(Part of a data file)
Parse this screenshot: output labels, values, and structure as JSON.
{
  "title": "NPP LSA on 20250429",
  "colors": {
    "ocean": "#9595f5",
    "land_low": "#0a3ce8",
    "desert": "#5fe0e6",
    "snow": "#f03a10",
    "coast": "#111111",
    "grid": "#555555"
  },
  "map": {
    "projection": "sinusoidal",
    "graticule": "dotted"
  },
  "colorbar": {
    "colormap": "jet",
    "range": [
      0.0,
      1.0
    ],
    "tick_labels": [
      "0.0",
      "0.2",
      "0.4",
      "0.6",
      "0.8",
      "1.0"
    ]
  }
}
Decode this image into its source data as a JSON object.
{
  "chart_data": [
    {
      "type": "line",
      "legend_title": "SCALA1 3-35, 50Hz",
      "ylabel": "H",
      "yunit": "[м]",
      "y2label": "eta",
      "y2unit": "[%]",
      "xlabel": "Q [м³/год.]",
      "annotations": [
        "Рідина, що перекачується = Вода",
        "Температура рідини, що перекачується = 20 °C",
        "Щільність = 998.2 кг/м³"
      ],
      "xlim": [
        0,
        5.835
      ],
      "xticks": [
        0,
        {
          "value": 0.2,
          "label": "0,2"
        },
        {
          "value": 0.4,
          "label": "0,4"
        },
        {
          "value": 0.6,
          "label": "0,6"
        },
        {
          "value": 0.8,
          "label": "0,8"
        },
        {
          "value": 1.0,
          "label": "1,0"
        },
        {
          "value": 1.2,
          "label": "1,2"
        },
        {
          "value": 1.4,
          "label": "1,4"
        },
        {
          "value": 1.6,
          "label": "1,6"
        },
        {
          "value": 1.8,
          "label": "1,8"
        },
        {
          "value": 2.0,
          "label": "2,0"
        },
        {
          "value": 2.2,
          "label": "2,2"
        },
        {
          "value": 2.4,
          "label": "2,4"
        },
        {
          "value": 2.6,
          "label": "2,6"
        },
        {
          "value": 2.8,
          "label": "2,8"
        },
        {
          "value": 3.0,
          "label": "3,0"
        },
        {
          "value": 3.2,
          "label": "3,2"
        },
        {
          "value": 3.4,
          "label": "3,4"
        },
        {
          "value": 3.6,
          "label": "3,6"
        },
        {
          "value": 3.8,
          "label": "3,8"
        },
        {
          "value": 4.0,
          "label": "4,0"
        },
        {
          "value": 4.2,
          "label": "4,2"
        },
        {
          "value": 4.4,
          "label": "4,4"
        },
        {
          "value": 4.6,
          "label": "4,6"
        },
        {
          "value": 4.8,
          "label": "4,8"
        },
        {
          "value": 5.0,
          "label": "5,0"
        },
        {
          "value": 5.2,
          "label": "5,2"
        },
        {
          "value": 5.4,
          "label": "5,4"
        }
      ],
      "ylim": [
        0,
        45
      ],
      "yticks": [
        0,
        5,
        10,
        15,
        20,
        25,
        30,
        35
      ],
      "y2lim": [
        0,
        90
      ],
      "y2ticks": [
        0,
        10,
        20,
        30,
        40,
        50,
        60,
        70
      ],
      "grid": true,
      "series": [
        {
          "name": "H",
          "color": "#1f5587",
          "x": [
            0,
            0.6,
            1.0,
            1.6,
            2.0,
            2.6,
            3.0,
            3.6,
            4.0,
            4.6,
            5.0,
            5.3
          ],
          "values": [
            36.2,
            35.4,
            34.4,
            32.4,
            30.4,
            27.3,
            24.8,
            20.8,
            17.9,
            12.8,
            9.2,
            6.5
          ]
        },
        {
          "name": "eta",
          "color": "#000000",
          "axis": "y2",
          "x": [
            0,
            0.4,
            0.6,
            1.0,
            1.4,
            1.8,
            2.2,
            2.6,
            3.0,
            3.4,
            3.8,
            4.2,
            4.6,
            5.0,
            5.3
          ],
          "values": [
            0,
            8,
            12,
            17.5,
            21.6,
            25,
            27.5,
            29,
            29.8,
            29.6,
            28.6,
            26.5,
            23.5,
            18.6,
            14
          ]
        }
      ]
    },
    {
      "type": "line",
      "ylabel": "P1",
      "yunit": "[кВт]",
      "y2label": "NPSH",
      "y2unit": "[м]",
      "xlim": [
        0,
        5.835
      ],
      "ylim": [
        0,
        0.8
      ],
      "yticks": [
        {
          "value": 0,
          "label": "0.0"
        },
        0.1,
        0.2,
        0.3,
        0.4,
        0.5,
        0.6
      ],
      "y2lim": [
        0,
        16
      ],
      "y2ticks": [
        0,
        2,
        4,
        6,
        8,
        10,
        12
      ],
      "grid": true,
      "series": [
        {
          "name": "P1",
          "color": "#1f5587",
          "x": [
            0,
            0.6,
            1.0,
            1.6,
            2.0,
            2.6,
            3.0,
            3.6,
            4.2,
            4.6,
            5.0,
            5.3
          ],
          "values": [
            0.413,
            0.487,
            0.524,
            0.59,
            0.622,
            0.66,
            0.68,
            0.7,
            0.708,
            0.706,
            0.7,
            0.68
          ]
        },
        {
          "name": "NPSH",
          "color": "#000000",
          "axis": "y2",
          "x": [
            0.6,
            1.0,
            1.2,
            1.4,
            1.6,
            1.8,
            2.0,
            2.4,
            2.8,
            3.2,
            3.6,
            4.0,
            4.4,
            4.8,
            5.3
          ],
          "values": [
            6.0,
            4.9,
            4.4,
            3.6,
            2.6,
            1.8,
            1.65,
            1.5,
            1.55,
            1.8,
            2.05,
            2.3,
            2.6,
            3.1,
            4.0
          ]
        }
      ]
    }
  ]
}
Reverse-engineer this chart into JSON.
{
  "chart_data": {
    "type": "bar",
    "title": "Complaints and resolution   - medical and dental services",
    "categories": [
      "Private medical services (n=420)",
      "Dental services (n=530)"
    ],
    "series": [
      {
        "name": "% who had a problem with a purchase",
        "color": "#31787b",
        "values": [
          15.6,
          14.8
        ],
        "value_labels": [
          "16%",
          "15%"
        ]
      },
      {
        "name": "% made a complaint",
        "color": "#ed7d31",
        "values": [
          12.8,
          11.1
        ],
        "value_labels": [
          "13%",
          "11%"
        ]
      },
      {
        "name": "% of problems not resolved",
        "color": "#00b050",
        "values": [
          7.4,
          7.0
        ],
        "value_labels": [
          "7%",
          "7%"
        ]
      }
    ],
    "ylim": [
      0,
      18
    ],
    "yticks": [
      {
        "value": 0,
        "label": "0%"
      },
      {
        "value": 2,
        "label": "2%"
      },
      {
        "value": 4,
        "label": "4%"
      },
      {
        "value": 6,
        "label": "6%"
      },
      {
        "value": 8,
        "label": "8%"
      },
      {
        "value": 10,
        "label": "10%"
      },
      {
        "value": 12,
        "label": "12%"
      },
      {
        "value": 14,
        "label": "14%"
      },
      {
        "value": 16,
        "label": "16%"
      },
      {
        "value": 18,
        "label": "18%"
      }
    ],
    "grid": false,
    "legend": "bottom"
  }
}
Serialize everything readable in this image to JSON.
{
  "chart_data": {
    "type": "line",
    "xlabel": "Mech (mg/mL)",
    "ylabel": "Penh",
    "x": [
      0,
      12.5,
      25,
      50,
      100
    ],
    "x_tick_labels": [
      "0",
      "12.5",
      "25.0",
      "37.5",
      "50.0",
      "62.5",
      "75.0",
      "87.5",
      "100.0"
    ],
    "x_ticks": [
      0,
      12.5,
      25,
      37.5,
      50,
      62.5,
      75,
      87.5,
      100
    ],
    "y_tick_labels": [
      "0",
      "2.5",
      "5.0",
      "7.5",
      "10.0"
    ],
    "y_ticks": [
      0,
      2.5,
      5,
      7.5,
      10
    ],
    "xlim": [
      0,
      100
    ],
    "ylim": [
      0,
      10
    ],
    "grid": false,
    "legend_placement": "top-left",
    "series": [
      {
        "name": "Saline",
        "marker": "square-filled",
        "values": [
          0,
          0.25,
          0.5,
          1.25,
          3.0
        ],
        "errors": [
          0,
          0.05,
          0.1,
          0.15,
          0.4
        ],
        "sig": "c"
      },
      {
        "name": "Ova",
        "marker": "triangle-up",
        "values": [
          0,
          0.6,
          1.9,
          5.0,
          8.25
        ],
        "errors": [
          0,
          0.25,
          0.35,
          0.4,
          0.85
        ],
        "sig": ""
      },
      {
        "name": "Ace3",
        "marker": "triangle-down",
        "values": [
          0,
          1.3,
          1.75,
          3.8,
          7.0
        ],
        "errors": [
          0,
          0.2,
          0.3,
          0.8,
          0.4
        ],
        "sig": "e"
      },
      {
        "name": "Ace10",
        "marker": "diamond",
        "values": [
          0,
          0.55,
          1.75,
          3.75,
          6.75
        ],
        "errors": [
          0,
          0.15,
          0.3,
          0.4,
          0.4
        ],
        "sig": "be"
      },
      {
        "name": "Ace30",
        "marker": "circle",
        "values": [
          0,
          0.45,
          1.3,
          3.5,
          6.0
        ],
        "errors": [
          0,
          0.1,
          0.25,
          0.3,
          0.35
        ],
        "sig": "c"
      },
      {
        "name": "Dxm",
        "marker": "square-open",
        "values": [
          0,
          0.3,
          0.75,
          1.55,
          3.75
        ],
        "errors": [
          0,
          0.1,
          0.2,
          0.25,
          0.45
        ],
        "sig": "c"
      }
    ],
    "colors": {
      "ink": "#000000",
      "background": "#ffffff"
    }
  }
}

-- Written task --
Go through the records above, find every line with the word "into", and list those lines.

-- Result for this task --
Decode this image into its source data as a JSON object.
Reverse-engineer this chart into JSON.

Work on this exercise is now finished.